(Dataset entries)
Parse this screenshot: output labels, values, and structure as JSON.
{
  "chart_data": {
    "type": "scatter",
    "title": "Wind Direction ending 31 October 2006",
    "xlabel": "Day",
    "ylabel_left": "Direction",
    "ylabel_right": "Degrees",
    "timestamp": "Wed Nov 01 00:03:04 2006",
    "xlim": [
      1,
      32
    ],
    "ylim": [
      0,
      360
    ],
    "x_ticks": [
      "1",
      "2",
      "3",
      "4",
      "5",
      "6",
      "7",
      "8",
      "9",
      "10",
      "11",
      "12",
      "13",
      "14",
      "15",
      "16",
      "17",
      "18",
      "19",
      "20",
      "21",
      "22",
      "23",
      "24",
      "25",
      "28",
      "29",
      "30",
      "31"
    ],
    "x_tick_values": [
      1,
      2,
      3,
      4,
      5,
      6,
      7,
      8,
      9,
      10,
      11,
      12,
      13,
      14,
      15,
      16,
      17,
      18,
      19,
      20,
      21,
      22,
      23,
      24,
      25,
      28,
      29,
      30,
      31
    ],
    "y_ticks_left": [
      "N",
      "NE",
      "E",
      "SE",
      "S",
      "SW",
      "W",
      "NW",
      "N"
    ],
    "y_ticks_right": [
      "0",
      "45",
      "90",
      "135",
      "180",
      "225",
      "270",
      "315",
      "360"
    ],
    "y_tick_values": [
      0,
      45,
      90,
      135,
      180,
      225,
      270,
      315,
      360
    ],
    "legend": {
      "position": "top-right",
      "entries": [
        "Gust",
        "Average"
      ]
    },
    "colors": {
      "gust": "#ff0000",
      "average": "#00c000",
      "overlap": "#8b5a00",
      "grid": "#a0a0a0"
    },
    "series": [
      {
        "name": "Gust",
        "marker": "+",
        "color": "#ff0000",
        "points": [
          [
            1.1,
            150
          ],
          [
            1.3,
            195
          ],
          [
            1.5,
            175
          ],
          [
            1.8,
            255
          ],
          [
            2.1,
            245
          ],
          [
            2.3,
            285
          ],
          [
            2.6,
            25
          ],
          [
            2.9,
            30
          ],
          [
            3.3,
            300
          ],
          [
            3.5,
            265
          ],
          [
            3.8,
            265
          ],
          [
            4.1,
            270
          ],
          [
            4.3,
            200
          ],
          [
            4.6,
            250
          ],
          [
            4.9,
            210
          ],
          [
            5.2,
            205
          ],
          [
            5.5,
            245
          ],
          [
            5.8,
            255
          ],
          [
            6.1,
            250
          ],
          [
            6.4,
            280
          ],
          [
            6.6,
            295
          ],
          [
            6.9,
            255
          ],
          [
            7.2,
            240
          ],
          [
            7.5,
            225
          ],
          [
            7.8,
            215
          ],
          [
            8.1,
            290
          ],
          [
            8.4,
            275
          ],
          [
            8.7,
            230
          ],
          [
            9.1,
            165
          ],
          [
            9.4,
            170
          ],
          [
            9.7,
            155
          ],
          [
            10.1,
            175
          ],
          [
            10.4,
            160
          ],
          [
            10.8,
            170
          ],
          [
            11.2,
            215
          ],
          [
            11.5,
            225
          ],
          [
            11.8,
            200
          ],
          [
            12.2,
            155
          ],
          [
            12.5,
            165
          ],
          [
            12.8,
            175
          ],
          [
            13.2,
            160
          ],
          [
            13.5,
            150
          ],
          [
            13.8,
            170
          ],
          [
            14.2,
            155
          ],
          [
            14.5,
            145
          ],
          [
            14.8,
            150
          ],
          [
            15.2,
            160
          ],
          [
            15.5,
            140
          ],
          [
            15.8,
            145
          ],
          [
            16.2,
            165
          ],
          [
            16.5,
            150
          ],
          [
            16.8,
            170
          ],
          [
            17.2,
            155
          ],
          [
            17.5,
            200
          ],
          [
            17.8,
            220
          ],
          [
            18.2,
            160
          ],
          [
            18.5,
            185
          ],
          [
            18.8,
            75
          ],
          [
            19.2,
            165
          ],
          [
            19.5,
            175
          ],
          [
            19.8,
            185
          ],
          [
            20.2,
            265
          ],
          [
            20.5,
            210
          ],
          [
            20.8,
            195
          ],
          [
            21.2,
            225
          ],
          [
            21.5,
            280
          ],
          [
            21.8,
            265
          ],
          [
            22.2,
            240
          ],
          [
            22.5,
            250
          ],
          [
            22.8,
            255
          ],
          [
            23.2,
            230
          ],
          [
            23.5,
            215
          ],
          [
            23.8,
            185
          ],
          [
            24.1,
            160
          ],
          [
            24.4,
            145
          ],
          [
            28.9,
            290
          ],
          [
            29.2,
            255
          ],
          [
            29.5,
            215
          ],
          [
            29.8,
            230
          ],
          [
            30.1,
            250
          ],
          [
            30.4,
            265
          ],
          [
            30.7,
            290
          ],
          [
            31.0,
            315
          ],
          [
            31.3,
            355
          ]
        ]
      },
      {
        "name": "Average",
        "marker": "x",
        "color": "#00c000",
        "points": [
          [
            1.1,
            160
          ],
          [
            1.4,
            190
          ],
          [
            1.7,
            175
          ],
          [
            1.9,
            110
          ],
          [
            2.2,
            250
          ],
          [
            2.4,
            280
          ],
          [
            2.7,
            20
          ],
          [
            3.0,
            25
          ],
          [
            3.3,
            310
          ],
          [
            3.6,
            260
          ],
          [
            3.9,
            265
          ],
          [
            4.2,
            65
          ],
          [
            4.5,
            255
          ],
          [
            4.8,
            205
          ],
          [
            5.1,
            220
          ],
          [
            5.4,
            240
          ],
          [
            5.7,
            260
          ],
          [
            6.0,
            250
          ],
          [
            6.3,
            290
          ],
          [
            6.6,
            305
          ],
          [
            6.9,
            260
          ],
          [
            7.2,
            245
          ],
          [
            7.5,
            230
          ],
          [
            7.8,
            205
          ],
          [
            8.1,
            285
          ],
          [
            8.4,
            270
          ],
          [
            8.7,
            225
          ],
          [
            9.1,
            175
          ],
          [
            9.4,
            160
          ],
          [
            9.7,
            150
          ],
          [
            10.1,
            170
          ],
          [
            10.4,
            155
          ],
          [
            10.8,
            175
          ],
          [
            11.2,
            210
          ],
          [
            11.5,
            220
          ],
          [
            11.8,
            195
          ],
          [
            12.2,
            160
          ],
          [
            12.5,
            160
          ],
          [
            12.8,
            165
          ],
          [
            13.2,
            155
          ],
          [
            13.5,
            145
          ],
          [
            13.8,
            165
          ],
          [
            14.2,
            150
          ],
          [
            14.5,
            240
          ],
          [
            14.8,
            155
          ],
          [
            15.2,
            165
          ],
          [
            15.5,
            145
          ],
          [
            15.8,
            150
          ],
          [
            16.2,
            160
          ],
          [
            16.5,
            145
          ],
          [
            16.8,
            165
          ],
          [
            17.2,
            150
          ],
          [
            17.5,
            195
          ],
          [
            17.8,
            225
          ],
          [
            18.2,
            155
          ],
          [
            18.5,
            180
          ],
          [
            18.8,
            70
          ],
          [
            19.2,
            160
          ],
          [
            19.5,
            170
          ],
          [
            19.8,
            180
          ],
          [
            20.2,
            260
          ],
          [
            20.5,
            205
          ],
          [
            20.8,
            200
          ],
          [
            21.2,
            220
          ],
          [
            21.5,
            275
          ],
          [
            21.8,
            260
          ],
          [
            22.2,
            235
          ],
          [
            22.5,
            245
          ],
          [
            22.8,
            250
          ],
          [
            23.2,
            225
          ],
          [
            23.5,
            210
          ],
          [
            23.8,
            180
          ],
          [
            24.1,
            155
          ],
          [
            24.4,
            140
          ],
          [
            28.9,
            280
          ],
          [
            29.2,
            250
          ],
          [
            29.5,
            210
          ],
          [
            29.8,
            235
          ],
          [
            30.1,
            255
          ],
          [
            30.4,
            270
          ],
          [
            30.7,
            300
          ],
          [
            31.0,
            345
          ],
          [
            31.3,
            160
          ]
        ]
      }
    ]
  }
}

● WRITTEN INSTRUCTION
Among the entries, how many lines contain the string "Direction"? Give the number without anything else.

● TASK RESPONSE
2